» **Problem requirements**:
Take the line containing "Read all visible content and emit it as JSON." and every line after it to the end of the records, and copy them exactly, leaving out pictures.

━━━━━━━━━━━━━━━━

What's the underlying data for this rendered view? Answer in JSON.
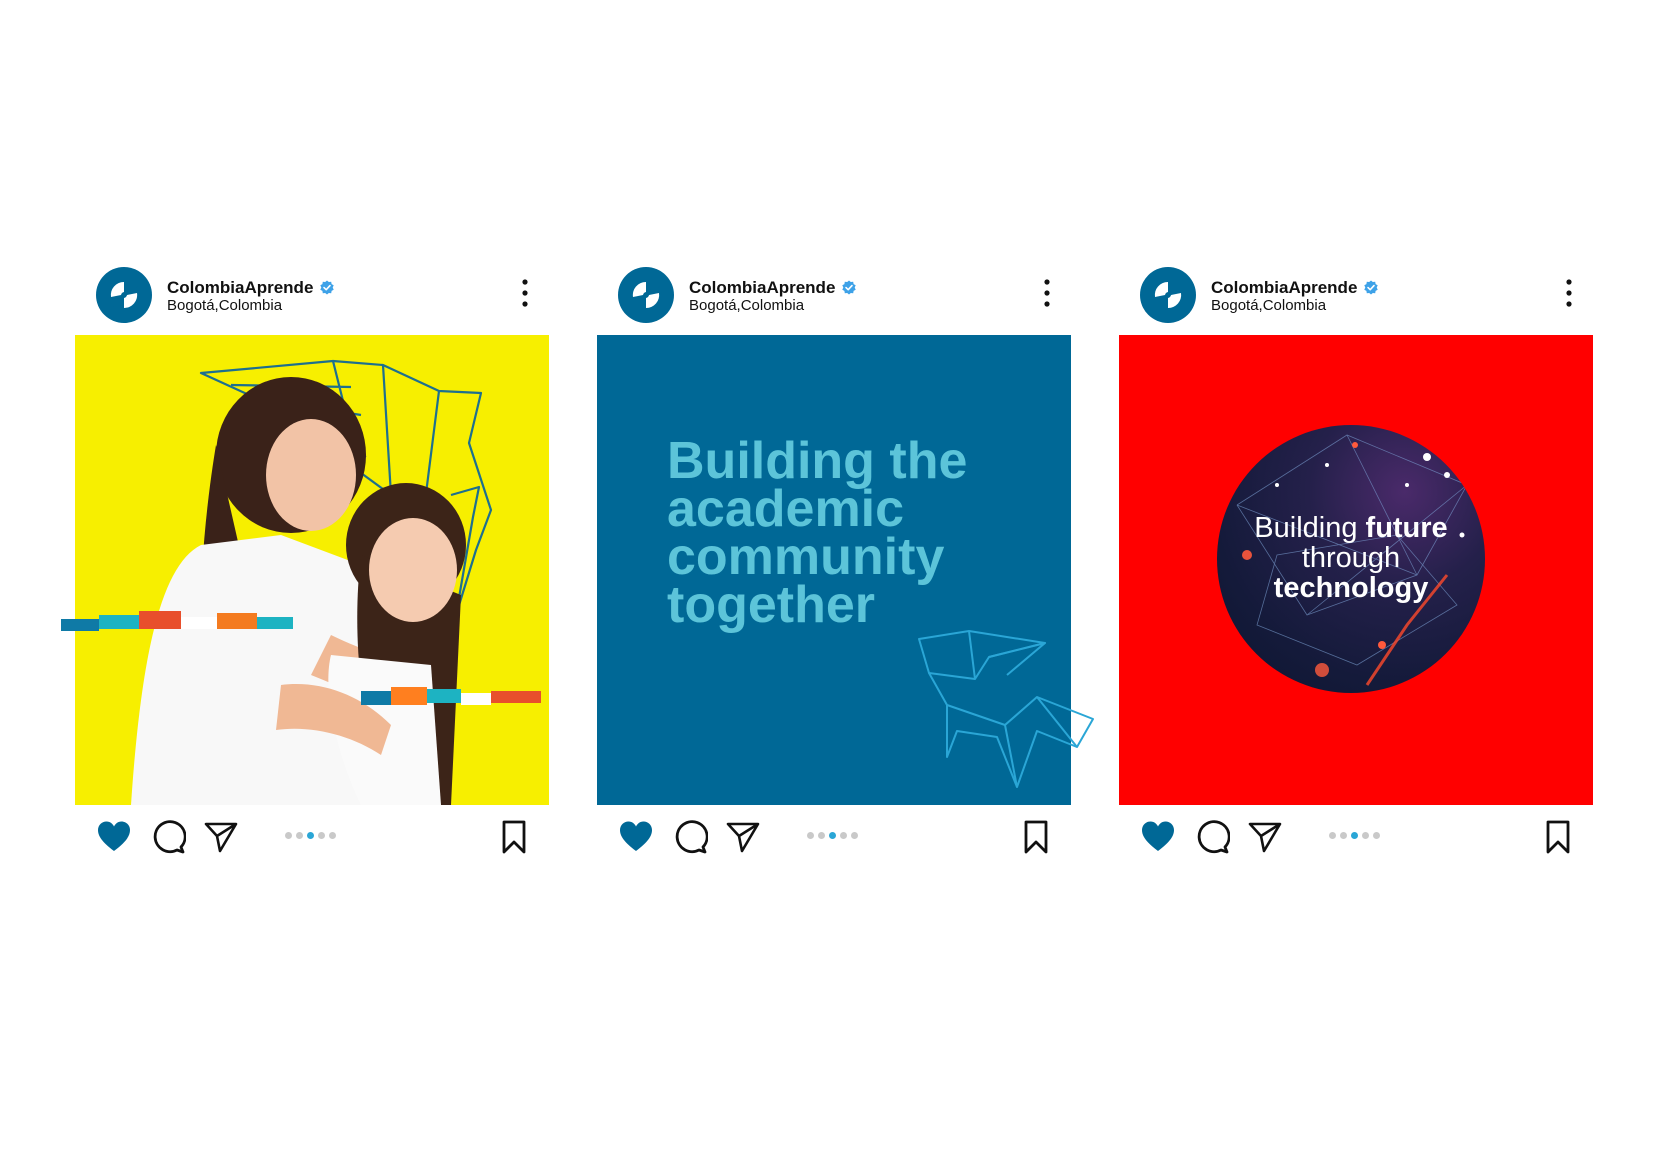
{
  "posts": [
    {
      "account": "ColombiaAprende",
      "location": "Bogotá,Colombia",
      "image": {
        "type": "photo",
        "background": "#f7ef00",
        "description_icon": "mother-daughter-hug-photo"
      }
    },
    {
      "account": "ColombiaAprende",
      "location": "Bogotá,Colombia",
      "image": {
        "type": "text",
        "background": "#006896",
        "headline": [
          "Building the",
          "academic",
          "community",
          "together"
        ]
      }
    },
    {
      "account": "ColombiaAprende",
      "location": "Bogotá,Colombia",
      "image": {
        "type": "tech",
        "background": "#ff0000",
        "line1_a": "Building ",
        "line1_b": "future",
        "line2": "through",
        "line3": "technology"
      }
    }
  ],
  "colors": {
    "brand_blue": "#006896",
    "accent_cyan": "#5cc4d9",
    "verified_blue": "#3ea2e8",
    "carousel_active": "#2aa6d6"
  },
  "carousel": {
    "count": 5,
    "active_index": 2
  }
}
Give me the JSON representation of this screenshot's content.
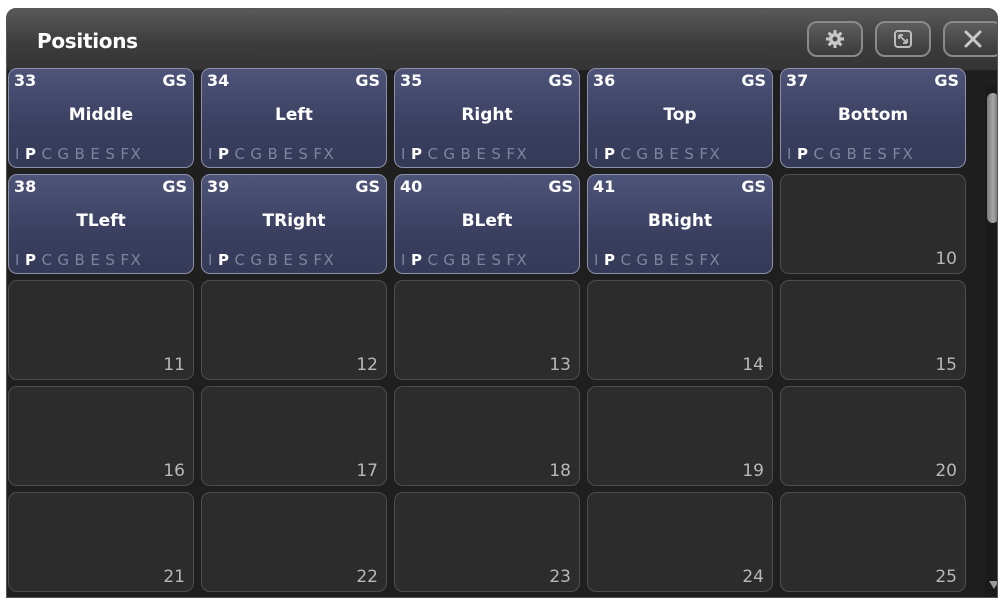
{
  "window": {
    "title": "Positions",
    "buttons": [
      {
        "name": "settings-button",
        "icon": "gear-icon"
      },
      {
        "name": "resize-button",
        "icon": "resize-icon"
      },
      {
        "name": "close-button",
        "icon": "close-icon"
      }
    ]
  },
  "attributes": [
    "I",
    "P",
    "C",
    "G",
    "B",
    "E",
    "S",
    "FX"
  ],
  "active_attribute": "P",
  "palettes": [
    {
      "number": "33",
      "gs": "GS",
      "label": "Middle"
    },
    {
      "number": "34",
      "gs": "GS",
      "label": "Left"
    },
    {
      "number": "35",
      "gs": "GS",
      "label": "Right"
    },
    {
      "number": "36",
      "gs": "GS",
      "label": "Top"
    },
    {
      "number": "37",
      "gs": "GS",
      "label": "Bottom"
    },
    {
      "number": "38",
      "gs": "GS",
      "label": "TLeft"
    },
    {
      "number": "39",
      "gs": "GS",
      "label": "TRight"
    },
    {
      "number": "40",
      "gs": "GS",
      "label": "BLeft"
    },
    {
      "number": "41",
      "gs": "GS",
      "label": "BRight"
    }
  ],
  "empty_slots": [
    "10",
    "11",
    "12",
    "13",
    "14",
    "15",
    "16",
    "17",
    "18",
    "19",
    "20",
    "21",
    "22",
    "23",
    "24",
    "25"
  ],
  "colors": {
    "palette_fill": "#3f4466",
    "palette_border": "#8c90a8",
    "empty_fill": "#2c2c2c",
    "window_bg": "#1f1f1f"
  }
}
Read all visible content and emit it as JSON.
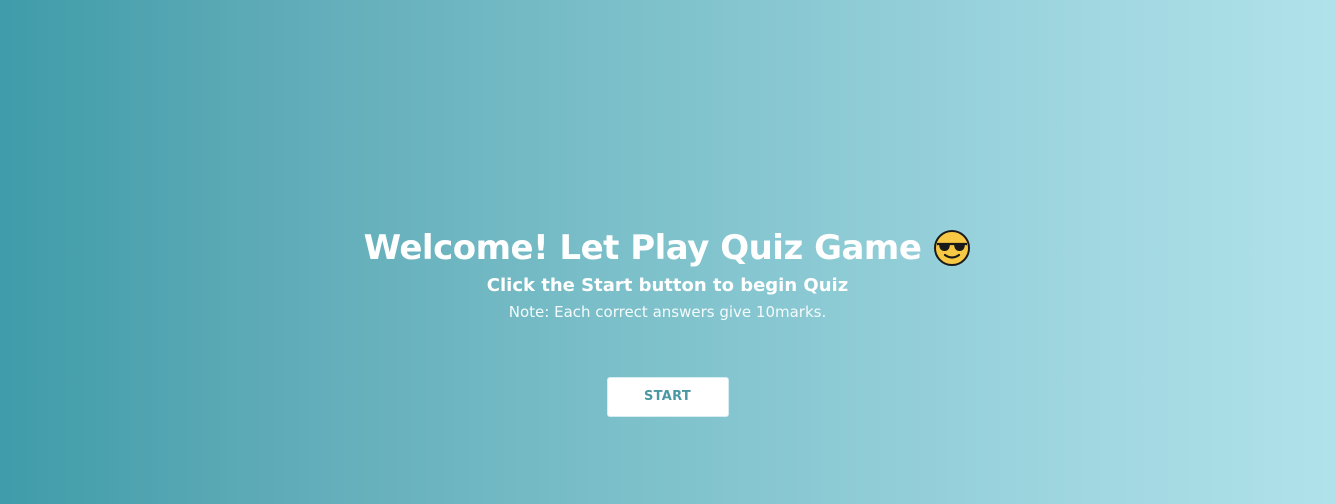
{
  "welcome": {
    "title": "Welcome! Let Play Quiz Game",
    "title_emoji_icon": "smiling-face-with-sunglasses-icon",
    "subtitle": "Click the Start button to begin Quiz",
    "note": "Note: Each correct answers give 10marks."
  },
  "actions": {
    "start_label": "START"
  },
  "colors": {
    "gradient_start": "#3f9ca9",
    "gradient_end": "#b0e2ea",
    "button_text": "#4a98a4",
    "button_bg": "#ffffff"
  }
}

━━━━━━━━━━━━━━━━

» **Finished exercise**:
Read all visible content and emit it as JSON.
{
  "welcome": {
    "title": "Welcome! Let Play Quiz Game",
    "title_emoji_icon": "smiling-face-with-sunglasses-icon",
    "subtitle": "Click the Start button to begin Quiz",
    "note": "Note: Each correct answers give 10marks."
  },
  "actions": {
    "start_label": "START"
  },
  "colors": {
    "gradient_start": "#3f9ca9",
    "gradient_end": "#b0e2ea",
    "button_text": "#4a98a4",
    "button_bg": "#ffffff"
  }
}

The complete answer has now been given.